◆ WHAT IS BEING ASKED ◆
Format the lines from the one containing "y0, x1, y1]." through the one containing "table-row: Moment 0h (M0)" as a Markdown table with the columns No. and Row, skipping any blank lines.

---- DATA TO PROCESS

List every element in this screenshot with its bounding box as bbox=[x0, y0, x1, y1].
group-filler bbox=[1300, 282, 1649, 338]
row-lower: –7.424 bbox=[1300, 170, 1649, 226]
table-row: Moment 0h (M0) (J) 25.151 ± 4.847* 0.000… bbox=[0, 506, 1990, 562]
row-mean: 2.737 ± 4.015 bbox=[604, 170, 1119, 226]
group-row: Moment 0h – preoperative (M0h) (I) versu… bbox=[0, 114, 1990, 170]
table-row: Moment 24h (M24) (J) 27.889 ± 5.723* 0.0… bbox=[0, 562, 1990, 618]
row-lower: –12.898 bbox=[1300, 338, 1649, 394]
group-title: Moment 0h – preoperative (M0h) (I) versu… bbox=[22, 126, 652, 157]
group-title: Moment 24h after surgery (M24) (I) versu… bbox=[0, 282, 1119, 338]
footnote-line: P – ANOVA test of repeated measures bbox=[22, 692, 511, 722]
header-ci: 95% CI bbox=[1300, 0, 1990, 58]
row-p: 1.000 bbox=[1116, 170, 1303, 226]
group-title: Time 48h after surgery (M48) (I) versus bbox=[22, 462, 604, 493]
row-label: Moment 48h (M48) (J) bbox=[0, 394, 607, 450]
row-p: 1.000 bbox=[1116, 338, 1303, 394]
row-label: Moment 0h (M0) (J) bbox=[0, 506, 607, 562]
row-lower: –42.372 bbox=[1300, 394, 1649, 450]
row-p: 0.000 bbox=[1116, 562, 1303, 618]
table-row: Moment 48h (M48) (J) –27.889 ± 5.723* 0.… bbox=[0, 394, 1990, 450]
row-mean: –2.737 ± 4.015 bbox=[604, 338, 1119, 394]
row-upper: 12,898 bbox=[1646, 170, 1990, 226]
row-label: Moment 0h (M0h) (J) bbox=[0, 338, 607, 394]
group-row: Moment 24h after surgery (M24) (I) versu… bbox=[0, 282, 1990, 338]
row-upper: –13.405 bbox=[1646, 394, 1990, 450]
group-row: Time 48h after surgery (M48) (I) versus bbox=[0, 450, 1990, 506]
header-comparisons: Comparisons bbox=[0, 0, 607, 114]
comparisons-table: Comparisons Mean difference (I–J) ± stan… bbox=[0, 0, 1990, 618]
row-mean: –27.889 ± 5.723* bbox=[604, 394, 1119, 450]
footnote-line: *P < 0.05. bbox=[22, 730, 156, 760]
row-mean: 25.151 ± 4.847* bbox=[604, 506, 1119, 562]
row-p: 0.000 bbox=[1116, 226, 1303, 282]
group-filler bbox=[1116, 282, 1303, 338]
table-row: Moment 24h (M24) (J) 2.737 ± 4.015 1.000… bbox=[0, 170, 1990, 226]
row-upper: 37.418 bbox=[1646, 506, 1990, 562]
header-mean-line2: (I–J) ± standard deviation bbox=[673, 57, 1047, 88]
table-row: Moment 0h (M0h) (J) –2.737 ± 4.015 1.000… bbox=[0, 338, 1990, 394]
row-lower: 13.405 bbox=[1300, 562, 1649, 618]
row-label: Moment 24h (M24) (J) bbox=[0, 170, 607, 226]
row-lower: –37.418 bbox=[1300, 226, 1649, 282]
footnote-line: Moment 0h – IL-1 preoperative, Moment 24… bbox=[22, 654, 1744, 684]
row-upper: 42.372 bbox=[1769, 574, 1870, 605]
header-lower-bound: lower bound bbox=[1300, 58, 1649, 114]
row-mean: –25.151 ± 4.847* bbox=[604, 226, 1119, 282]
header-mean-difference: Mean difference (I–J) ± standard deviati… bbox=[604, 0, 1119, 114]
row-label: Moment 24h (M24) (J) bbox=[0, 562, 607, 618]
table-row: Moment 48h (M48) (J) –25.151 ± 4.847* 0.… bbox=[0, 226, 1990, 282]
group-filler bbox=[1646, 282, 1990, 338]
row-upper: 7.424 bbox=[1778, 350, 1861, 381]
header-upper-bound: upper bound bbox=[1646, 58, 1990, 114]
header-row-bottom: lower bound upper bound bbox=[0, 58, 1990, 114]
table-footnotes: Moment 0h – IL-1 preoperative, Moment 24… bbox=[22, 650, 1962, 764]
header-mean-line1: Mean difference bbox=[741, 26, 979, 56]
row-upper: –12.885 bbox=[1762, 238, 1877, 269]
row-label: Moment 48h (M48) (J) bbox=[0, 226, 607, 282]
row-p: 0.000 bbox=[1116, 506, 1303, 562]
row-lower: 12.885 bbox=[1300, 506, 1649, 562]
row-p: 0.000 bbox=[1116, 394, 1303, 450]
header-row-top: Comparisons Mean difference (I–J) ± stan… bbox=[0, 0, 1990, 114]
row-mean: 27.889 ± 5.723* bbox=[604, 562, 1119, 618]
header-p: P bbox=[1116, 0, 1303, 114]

--------
---- DATA TO PROCESS

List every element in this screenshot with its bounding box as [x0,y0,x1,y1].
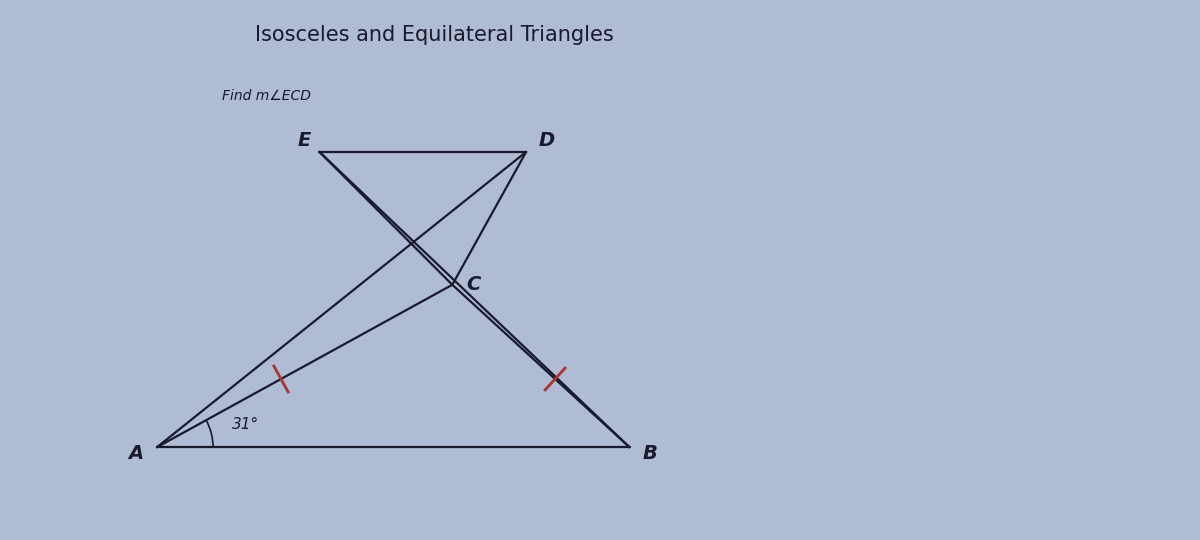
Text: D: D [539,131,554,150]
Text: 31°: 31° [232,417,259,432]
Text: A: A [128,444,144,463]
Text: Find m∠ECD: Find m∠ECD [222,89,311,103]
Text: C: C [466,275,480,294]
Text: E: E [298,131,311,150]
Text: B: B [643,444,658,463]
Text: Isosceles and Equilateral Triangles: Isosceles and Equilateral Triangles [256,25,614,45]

--------

◆ FINAL ANSWER ◆
| No. | Row |
|---|---|
| 1 | List every element in this screenshot with its bounding box as bbox=[x0, y0, x1, y1]. |
| 2 | group-filler bbox=[1300, 282, 1649, 338] |
| 3 | row-lower: –7.424 bbox=[1300, 170, 1649, 226] |
| 4 | table-row: Moment 0h (M0) (J) 25.151 ± 4.847* 0.000… bbox=[0, 506, 1990, 562] |